What you need to do:
Check each line of the records below and collect those that include the word "Adjusted".

Input material:
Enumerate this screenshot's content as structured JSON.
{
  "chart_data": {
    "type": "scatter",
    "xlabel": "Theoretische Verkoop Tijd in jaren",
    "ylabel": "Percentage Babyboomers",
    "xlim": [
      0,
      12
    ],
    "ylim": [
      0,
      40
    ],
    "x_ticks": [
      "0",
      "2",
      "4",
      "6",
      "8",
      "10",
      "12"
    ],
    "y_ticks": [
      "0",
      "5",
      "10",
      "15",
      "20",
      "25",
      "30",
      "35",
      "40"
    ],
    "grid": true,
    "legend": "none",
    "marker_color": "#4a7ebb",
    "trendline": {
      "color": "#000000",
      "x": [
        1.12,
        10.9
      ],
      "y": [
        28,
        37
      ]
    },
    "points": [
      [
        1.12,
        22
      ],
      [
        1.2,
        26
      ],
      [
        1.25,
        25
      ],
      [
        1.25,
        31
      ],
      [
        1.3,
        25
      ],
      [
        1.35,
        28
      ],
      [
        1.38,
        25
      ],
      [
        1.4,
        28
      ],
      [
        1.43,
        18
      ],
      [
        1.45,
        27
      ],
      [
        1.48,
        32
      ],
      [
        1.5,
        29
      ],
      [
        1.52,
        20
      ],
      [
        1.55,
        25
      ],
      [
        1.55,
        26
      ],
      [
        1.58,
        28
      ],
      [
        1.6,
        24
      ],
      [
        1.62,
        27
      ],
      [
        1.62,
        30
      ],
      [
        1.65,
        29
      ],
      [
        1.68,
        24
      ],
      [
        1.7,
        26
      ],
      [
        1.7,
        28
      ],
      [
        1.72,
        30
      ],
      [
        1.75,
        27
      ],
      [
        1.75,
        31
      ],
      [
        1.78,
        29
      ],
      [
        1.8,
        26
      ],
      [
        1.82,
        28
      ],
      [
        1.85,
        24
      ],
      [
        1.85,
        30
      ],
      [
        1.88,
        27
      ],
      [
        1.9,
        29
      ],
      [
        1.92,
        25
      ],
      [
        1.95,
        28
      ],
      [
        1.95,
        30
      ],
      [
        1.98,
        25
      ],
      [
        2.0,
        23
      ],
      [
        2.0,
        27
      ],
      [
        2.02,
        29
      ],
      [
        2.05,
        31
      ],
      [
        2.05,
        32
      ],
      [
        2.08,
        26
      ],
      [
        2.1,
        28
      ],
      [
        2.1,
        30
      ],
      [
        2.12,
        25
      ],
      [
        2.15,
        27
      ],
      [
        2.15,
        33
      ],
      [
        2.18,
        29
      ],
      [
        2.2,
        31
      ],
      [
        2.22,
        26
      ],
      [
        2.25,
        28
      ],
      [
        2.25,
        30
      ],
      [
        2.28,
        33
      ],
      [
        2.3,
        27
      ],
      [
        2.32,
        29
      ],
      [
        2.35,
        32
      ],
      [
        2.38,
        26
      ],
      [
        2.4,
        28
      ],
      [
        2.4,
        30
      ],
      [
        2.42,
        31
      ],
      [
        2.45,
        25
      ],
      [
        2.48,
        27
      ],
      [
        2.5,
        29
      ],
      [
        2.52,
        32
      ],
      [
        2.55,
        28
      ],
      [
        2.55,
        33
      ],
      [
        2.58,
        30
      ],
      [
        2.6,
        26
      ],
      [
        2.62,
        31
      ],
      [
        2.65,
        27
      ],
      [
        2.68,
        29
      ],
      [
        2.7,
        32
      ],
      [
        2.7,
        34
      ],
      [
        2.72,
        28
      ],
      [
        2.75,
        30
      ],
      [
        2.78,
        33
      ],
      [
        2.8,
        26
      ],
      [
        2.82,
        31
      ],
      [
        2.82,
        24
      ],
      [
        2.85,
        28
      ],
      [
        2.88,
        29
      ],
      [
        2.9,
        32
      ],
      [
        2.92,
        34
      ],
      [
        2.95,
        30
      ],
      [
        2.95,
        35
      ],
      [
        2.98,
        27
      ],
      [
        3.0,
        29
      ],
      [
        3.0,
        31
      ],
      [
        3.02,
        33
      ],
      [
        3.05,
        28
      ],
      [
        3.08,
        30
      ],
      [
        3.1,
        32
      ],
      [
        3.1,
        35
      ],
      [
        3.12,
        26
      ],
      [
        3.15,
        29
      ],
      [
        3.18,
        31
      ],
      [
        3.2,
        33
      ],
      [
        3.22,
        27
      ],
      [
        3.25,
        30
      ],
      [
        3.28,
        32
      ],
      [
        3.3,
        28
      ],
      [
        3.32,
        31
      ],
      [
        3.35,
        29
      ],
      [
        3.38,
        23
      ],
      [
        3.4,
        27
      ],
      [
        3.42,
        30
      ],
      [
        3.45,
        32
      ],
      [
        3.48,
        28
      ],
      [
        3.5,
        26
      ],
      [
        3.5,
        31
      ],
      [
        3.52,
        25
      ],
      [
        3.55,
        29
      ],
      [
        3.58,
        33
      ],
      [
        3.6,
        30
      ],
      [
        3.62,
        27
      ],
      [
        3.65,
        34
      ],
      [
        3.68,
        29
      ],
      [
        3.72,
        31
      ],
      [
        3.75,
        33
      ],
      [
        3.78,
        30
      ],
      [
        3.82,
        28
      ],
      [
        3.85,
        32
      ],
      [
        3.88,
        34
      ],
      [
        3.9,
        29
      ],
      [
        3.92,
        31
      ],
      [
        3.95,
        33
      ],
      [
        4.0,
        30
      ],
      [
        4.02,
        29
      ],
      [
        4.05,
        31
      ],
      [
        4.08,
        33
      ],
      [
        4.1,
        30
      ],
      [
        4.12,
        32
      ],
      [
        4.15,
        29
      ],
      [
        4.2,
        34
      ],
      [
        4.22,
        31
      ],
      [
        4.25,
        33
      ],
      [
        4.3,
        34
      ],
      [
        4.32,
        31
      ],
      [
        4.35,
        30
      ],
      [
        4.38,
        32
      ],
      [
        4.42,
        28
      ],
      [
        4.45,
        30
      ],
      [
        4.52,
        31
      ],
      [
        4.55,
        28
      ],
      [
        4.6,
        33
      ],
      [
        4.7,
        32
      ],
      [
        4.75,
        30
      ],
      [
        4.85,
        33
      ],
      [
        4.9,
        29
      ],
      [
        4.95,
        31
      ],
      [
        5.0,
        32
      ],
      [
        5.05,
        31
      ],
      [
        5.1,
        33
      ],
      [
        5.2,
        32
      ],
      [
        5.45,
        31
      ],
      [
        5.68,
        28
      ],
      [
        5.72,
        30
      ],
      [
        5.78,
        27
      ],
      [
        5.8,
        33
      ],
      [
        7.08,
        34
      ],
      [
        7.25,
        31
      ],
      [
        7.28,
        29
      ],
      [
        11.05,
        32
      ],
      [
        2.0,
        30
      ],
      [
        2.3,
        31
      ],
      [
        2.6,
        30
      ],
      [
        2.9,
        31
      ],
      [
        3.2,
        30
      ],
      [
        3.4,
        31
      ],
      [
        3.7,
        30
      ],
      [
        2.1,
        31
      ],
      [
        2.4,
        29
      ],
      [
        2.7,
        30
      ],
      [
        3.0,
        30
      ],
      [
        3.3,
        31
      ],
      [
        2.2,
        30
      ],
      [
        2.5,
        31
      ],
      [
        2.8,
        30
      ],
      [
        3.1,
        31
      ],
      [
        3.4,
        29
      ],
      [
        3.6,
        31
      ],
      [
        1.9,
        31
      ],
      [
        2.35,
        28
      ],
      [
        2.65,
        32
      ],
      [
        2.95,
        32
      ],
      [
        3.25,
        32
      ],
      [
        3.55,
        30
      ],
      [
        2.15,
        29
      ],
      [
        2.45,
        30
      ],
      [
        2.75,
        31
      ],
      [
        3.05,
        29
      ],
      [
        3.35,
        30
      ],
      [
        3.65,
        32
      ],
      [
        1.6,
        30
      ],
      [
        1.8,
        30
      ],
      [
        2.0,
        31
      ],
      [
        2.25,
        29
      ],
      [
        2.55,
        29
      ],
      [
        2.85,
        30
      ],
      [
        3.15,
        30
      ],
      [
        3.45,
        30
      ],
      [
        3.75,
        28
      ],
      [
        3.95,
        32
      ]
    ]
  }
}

...

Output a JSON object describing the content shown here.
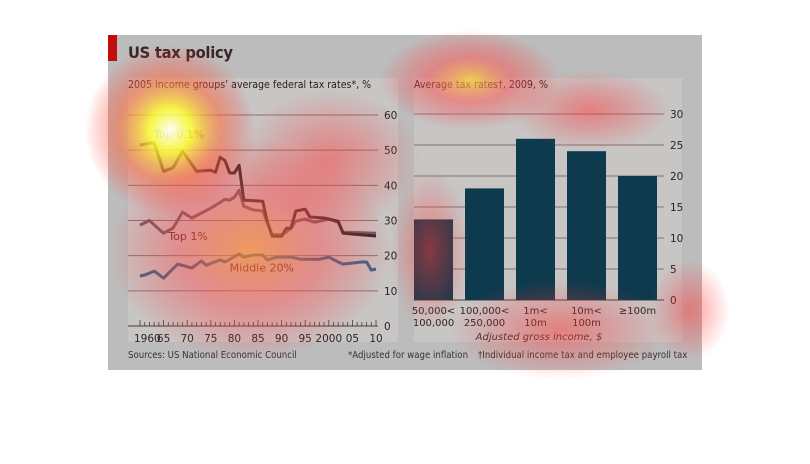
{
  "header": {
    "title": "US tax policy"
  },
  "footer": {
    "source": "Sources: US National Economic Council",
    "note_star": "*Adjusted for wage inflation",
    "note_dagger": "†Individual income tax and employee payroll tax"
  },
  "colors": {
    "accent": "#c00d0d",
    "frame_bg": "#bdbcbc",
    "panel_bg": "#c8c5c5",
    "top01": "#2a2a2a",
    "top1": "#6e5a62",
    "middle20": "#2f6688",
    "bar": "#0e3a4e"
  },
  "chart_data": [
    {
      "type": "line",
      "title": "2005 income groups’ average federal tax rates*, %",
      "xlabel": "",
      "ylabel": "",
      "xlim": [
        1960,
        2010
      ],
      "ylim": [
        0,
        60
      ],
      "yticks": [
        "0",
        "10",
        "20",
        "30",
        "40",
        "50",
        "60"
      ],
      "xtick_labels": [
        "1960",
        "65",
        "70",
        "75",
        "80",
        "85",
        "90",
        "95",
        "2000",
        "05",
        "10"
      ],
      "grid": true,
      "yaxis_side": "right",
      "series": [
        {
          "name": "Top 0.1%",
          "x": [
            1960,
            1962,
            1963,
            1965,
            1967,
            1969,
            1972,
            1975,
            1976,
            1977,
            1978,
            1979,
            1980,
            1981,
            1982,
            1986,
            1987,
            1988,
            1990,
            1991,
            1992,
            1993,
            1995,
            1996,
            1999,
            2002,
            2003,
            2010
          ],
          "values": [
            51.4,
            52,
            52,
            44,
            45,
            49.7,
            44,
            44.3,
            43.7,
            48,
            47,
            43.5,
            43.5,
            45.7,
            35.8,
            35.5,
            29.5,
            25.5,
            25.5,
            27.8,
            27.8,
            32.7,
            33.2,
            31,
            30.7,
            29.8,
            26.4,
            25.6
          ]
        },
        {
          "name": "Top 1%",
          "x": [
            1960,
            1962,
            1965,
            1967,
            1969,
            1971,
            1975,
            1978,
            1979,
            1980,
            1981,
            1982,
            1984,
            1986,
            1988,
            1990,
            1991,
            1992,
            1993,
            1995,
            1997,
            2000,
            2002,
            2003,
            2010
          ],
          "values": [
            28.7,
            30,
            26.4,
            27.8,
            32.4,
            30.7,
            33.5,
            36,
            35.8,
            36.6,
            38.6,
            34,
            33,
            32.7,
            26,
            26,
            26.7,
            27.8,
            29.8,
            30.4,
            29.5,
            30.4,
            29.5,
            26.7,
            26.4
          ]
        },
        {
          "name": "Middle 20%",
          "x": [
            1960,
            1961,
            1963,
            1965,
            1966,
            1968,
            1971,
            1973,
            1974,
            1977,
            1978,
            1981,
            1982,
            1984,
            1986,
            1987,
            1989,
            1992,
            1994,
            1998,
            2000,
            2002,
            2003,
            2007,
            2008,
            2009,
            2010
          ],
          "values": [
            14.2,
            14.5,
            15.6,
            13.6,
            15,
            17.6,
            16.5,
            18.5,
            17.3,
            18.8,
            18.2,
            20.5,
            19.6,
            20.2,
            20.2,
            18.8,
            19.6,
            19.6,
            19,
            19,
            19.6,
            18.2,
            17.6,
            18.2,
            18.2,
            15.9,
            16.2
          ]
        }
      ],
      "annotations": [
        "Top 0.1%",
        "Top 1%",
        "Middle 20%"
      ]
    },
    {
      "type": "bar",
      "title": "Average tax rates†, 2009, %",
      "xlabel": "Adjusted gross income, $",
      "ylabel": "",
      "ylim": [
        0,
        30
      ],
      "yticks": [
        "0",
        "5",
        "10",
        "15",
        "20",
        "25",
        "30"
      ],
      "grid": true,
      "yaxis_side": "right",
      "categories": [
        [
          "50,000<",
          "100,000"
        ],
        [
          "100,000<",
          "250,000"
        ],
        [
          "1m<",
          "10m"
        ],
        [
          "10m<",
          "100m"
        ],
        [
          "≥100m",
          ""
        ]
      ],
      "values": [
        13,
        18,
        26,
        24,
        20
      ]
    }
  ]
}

Response:
    "note_star": "*Adjusted for wage inflation",
      "xlabel": "Adjusted gross income, $",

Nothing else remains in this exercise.